Texto:
::::

Ele observou que, assim como muitos outros livros de sua biblioteca, as cópias de Crypt eram reimpressões. “Não sou colecionador”, disse. “Tenho alguns livros autografados, mas eles não estão guardados num lugar especial. Não são bens valiosos nem nada disso. Tenho um Look Homeward, Angel assinado por Thomas Wolfe e um They Shoot Horses, Don’t They?, de Horace McCoy. Adoro essas coisas, é bom ter um livro autografado, mas...”
Pouco depois, encontramos uma primeira edição autografada do segundo romance de Cormac McCarthy, Outer Dark, publicado em 1968. “Adoro Cormac McCarthy”, disse ele.
Quando perguntei se o conhecia, King disse: “Não. Quer dizer, ninguém conhecia Cormac McCarthy, mas eu li tudo. Li O Passageiro e pensei: esse cara tem 87, 88 anos e continua tão bom como sempre. Simplesmente me surpreendeu. Quer dizer, não entendi tudo. Fiquei tão impressionado que escrevi um conto chamado Os Sonhadores, que vai sair em um novo livro. É dedicado a ele porque roubei seu estilo para escrever. Foi o que possibilitou a história”.
Depois dos Hardy Boys
“Comecei a ler Ed McBain quando tinha uns onze ou doze anos”, disse King, olhando para seus muitos romances do prolífico autor de histórias policiais. “O livreiro passava. A gente morava no interior. A primeira coisa de que me lembro é de estar lendo um desses livros, e [os detetives] Carella e Kling vão interrogar uma mulher sobre algum crime. E ela está lá de camisola, bêbada, pega o próprio seio e aperta e diz: ‘Pra você, seu polícia”. E pensei comigo mesmo: isto aqui não são os Hardy Boys. Me impressionou muito. Parecia mais real”.

::::

Material apresentado:
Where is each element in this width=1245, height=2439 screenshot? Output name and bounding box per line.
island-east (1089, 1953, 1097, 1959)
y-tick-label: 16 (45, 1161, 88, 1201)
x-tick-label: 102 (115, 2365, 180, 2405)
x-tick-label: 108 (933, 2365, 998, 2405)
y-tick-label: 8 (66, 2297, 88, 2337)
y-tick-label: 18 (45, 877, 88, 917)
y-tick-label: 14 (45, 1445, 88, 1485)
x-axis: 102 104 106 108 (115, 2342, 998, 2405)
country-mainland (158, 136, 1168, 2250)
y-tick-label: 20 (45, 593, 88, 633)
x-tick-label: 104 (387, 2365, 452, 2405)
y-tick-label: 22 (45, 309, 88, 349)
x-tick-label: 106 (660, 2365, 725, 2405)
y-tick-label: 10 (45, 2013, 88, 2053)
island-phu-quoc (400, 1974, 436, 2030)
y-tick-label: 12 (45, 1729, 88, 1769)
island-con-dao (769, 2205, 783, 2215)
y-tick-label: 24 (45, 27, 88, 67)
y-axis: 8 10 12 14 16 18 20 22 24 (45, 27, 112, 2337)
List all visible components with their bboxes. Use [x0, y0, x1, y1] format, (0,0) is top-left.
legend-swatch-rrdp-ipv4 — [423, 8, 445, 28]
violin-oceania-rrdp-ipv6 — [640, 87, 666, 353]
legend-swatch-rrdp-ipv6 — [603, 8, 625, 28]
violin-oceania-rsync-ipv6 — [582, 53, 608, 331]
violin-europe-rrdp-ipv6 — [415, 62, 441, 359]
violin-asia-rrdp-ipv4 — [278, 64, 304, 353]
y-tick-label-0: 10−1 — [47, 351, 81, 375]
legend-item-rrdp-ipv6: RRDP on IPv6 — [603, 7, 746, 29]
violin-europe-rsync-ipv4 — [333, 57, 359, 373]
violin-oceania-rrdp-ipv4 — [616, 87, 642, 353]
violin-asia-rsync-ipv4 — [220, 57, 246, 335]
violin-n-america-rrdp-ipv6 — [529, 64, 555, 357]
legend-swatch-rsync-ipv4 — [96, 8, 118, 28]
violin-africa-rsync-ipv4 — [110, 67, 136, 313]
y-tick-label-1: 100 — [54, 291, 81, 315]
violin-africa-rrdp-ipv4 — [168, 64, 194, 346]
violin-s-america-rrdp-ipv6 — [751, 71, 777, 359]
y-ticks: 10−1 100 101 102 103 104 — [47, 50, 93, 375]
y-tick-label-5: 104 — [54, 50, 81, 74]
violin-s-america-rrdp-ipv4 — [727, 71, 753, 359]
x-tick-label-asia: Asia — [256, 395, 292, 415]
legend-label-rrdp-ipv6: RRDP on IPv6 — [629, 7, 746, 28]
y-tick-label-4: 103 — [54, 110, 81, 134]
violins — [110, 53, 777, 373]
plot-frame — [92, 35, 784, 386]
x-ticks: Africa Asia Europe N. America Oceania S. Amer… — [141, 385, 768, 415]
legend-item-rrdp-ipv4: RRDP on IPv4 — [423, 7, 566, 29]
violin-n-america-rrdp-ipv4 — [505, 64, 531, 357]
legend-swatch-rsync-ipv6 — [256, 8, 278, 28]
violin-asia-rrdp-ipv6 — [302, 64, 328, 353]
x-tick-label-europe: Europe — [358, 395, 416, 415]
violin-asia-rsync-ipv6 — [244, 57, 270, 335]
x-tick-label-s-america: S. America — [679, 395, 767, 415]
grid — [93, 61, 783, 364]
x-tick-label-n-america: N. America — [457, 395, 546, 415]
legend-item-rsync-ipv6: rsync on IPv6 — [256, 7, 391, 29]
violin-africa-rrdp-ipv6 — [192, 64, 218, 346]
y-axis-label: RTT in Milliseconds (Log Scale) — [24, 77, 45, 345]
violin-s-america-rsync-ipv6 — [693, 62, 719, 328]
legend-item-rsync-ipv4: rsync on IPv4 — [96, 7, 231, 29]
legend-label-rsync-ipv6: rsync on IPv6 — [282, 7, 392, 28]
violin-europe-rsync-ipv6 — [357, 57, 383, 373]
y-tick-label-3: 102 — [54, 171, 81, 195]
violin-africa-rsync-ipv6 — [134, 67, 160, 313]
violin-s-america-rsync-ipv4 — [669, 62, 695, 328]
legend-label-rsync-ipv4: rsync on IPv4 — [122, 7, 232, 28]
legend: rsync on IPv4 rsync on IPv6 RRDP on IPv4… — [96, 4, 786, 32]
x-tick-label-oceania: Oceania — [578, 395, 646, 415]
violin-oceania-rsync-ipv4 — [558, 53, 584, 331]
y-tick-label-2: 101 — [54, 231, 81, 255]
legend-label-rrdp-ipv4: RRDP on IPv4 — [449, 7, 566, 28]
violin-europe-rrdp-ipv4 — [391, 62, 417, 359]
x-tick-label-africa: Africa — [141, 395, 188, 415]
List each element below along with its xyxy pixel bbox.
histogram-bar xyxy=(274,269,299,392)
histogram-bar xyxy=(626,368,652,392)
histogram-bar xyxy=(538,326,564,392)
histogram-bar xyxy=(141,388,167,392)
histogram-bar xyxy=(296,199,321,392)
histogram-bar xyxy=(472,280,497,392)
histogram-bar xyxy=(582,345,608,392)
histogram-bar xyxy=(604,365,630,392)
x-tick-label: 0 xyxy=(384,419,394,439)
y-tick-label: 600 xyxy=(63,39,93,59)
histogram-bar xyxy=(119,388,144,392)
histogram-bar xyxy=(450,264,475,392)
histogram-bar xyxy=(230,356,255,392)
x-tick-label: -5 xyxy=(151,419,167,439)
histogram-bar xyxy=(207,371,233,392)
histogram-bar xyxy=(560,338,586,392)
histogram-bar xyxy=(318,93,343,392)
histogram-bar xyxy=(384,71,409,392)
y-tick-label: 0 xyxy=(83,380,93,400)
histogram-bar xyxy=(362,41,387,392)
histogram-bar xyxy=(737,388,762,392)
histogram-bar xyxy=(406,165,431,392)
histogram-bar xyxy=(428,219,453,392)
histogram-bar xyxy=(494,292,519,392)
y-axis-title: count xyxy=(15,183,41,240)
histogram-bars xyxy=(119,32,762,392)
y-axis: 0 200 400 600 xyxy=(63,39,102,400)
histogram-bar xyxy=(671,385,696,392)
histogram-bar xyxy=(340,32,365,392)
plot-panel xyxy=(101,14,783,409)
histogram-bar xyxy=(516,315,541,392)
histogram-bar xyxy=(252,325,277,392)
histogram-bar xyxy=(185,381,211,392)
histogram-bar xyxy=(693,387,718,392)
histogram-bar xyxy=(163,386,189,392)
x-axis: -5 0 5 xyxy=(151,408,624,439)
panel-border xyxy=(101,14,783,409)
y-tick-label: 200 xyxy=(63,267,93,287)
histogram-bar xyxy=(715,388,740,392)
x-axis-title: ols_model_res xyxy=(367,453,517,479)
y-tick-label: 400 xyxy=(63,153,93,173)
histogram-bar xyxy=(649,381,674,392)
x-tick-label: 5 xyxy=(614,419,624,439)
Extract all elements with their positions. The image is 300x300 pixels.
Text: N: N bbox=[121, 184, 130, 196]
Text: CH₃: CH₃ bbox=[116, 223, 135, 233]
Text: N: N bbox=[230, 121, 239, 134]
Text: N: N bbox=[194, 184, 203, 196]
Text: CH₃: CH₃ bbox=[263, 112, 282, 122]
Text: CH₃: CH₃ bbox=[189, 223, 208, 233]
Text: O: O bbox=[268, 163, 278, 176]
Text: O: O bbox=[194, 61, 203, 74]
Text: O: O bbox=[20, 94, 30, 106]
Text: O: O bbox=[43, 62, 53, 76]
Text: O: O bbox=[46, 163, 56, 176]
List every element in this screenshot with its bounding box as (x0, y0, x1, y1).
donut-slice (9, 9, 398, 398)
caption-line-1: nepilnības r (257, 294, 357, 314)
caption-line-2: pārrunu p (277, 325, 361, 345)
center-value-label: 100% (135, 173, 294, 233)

::::

Tarefas propostas:
a) De acordo com o texto, que conto King escreveu depois de ler O Passageiro?
b) Dê continuidade ao texto sobre os livros de King a partir do ponto em que ele termina.

Respostas esperadas:
a) Um conto chamado Os Sonhadores, dedicado a Cormac McCarthy.

b)
A árvore genealógica
Duas prateleiras inteiras estavam repletas de livros do próprio King e de sua família: Tabitha e os dois filhos do casal, Owen e Joe (que assina como Joe Hill), publicaram vários romances cada. A filha de King, Naomi, é ministra da igreja. Quando pedi que examinasse as prateleiras centradas no sobrenome King, o autor imediatamente começou a apontar obras de seus familiares. “Os livros do Joe estão aqui, os da Tab estão ali em cima”, observou ele. “Onde estão as coisas do Owen? Aqui está seu livro The Curator. Save Yourself, este aqui é da Kelly. Kelly [Braffet] é a esposa de Owen, ela é incrível”.
Apesar da imensa quantidade de seus próprios livros nas prateleiras, King não falou sobre eles. Ele disse que os livros da família foram selecionados e arquivados por alguém que trabalha para ele, alguém que “tem um certo interesse pelo meu, como chamar, meu...?”. “Legado?”, sugeri. “Legado, talvez isso”, disse ele.
Poucos minutos depois, perguntei se ele mesmo pensava no seu legado. “Não penso muito em legado”, disse. “Não entendo por que haveria um legado. Quando você é um romancista popular – quer dizer, não me entenda mal, faço o melhor que posso e sempre tento encontrar algo para dizer. Se você não diz algo que lhe interessa, de que adianta?”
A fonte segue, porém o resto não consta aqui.